Scan each line of the records for the word "this" and extract the ones that have it.
## BEGIN Data rows
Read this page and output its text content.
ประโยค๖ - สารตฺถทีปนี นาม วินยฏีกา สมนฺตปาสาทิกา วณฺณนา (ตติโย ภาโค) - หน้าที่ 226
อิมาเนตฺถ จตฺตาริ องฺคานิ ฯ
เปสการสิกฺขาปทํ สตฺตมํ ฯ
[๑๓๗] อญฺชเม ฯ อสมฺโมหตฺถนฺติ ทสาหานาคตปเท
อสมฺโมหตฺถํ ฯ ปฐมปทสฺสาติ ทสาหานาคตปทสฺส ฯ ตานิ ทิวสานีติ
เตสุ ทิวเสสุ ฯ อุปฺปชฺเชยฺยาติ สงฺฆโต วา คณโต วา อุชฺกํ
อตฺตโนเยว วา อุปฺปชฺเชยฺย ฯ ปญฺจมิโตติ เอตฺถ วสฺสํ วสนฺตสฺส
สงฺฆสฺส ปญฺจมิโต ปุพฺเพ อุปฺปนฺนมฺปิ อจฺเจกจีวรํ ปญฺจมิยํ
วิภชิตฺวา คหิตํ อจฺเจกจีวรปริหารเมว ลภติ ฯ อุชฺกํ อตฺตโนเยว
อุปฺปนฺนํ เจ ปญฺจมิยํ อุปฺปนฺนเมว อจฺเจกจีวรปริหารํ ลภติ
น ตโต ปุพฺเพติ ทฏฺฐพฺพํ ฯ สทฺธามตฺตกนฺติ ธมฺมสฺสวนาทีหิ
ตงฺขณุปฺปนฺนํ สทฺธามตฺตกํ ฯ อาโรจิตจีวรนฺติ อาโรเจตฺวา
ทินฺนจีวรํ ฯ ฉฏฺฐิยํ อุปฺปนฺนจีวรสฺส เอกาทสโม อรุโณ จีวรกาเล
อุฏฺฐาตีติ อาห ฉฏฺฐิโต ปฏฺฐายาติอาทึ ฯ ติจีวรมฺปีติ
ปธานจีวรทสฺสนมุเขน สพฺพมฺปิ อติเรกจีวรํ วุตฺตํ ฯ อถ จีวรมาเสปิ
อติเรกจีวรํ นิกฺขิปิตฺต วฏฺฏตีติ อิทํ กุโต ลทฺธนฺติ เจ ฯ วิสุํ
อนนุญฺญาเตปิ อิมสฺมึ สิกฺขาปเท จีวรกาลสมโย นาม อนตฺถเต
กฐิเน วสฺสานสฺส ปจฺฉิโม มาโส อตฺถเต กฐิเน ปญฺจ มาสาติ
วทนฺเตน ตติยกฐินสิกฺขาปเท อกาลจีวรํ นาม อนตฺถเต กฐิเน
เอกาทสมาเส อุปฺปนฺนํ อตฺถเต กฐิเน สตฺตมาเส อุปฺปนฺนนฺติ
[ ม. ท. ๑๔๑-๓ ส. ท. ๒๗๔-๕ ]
## END Data rows
## BEGIN Data rows
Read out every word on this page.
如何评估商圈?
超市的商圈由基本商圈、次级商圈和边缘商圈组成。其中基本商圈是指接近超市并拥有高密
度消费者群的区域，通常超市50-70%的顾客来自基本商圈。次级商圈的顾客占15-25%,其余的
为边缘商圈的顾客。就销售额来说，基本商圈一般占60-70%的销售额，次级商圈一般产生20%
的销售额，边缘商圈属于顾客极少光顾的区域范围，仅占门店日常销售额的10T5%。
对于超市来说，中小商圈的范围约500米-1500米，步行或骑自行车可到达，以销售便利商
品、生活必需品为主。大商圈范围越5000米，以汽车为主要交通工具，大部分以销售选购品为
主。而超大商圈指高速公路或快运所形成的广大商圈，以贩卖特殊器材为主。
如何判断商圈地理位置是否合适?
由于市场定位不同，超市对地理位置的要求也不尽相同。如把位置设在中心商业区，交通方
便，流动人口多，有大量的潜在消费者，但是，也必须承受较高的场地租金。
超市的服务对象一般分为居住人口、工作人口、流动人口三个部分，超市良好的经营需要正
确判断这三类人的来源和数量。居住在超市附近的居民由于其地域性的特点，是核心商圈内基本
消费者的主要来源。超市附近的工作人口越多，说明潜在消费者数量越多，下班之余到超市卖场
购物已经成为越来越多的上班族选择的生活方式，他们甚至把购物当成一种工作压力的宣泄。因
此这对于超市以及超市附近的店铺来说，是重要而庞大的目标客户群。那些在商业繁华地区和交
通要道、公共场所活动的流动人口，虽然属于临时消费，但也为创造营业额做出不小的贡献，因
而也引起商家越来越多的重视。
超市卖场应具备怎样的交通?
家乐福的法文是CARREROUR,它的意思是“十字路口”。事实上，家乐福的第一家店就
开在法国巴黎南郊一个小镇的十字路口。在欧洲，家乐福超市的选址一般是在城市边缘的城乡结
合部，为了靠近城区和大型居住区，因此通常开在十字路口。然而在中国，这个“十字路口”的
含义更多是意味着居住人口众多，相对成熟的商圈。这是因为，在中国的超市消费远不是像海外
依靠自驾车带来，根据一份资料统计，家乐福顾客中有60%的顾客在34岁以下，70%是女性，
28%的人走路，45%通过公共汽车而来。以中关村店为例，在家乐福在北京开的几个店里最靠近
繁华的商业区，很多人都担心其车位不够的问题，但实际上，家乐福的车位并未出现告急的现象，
## END Data rows
■ Reply to the task:
Read this page and output its text content.
Read out every word on this page.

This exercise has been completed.